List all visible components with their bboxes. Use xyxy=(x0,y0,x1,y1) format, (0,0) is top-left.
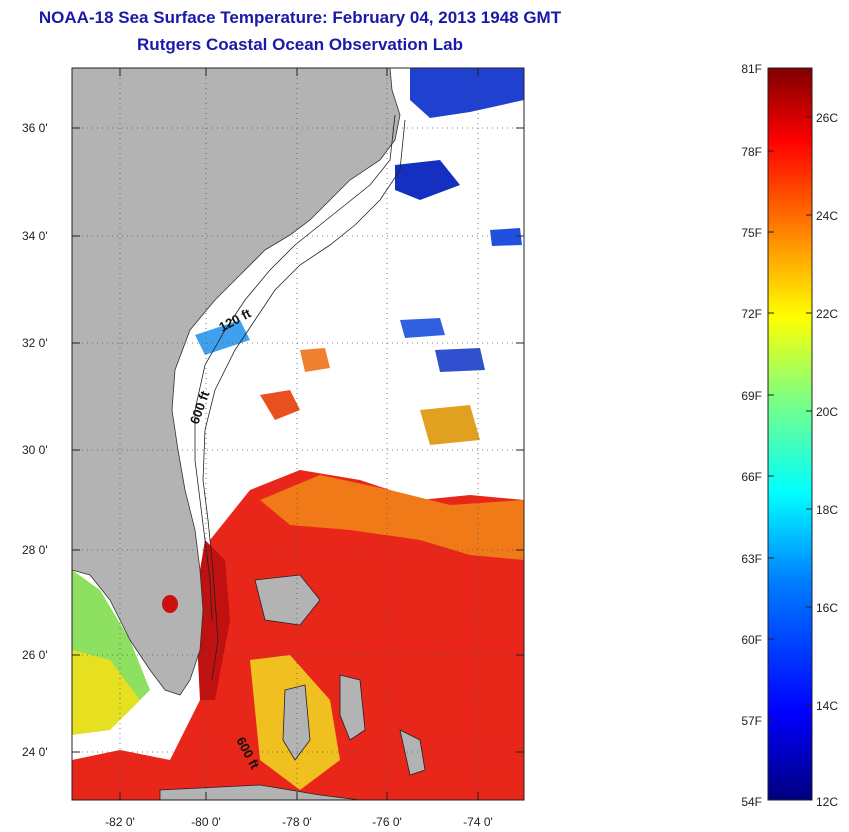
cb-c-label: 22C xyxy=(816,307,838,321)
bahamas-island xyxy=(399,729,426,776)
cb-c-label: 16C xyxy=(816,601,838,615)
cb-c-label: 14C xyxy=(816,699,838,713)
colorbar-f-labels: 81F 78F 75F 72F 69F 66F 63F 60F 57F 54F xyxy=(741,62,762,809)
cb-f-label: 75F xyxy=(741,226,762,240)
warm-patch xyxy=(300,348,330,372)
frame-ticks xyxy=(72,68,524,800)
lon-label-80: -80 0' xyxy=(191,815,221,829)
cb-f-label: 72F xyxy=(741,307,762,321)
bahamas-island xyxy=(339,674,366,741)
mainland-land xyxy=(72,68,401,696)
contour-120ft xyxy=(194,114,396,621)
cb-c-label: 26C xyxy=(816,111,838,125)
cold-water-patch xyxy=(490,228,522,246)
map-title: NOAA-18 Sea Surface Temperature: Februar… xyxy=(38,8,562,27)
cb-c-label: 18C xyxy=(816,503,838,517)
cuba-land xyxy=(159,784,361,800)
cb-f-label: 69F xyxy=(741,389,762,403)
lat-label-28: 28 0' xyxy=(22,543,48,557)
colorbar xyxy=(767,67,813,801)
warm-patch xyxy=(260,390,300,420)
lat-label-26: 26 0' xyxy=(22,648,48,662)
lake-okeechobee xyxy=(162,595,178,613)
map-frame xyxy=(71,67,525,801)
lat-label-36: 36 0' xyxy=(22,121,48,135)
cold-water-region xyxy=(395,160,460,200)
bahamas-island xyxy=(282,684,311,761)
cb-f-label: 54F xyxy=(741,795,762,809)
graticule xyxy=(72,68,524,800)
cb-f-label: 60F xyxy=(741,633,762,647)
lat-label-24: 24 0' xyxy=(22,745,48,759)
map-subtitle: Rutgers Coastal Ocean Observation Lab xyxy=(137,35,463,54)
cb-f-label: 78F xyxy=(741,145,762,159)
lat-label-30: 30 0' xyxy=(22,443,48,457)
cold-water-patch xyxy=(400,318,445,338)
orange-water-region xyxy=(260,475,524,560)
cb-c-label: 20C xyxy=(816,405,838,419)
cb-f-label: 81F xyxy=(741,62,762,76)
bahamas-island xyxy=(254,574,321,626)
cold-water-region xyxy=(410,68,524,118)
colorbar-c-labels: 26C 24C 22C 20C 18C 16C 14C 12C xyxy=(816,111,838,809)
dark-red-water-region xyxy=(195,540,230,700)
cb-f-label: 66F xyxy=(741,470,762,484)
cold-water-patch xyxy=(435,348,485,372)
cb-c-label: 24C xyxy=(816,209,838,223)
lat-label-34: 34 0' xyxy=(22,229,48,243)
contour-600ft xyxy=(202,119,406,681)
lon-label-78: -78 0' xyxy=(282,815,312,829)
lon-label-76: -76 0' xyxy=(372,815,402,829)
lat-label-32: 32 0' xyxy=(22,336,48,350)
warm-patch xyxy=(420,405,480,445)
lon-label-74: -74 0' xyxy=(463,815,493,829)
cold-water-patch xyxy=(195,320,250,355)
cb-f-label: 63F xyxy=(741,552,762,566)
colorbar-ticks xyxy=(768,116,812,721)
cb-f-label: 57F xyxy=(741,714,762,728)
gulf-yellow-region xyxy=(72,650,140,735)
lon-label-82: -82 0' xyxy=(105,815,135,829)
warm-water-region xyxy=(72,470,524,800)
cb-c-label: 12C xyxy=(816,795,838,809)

◇ ◇ ◇ ◇ ◇

AIM OF THE TASK: Please extract the lines running from the line that contains "cb-c-label: 22C xyxy=(816,307,838,321)" through the line that contains "bahamas-island xyxy=(254,574,321,626)", both ends included, and reproduce them unchanged.

FINISHED TASK:
cb-c-label: 22C xyxy=(816,307,838,321)
bahamas-island xyxy=(399,729,426,776)
cb-c-label: 16C xyxy=(816,601,838,615)
cb-c-label: 14C xyxy=(816,699,838,713)
colorbar-f-labels: 81F 78F 75F 72F 69F 66F 63F 60F 57F 54F xyxy=(741,62,762,809)
cb-f-label: 75F xyxy=(741,226,762,240)
warm-patch xyxy=(300,348,330,372)
frame-ticks xyxy=(72,68,524,800)
lon-label-80: -80 0' xyxy=(191,815,221,829)
cb-f-label: 72F xyxy=(741,307,762,321)
bahamas-island xyxy=(339,674,366,741)
mainland-land xyxy=(72,68,401,696)
contour-120ft xyxy=(194,114,396,621)
cb-c-label: 26C xyxy=(816,111,838,125)
cold-water-patch xyxy=(490,228,522,246)
map-title: NOAA-18 Sea Surface Temperature: Februar… xyxy=(38,8,562,27)
cb-c-label: 18C xyxy=(816,503,838,517)
cuba-land xyxy=(159,784,361,800)
cb-f-label: 69F xyxy=(741,389,762,403)
lat-label-28: 28 0' xyxy=(22,543,48,557)
colorbar xyxy=(767,67,813,801)
warm-patch xyxy=(260,390,300,420)
lat-label-26: 26 0' xyxy=(22,648,48,662)
lake-okeechobee xyxy=(162,595,178,613)
map-frame xyxy=(71,67,525,801)
lat-label-36: 36 0' xyxy=(22,121,48,135)
cold-water-region xyxy=(395,160,460,200)
bahamas-island xyxy=(282,684,311,761)
cb-f-label: 54F xyxy=(741,795,762,809)
graticule xyxy=(72,68,524,800)
cb-f-label: 60F xyxy=(741,633,762,647)
lat-label-24: 24 0' xyxy=(22,745,48,759)
map-subtitle: Rutgers Coastal Ocean Observation Lab xyxy=(137,35,463,54)
cb-f-label: 78F xyxy=(741,145,762,159)
lat-label-30: 30 0' xyxy=(22,443,48,457)
cold-water-patch xyxy=(400,318,445,338)
orange-water-region xyxy=(260,475,524,560)
cb-c-label: 20C xyxy=(816,405,838,419)
cb-f-label: 81F xyxy=(741,62,762,76)
bahamas-island xyxy=(254,574,321,626)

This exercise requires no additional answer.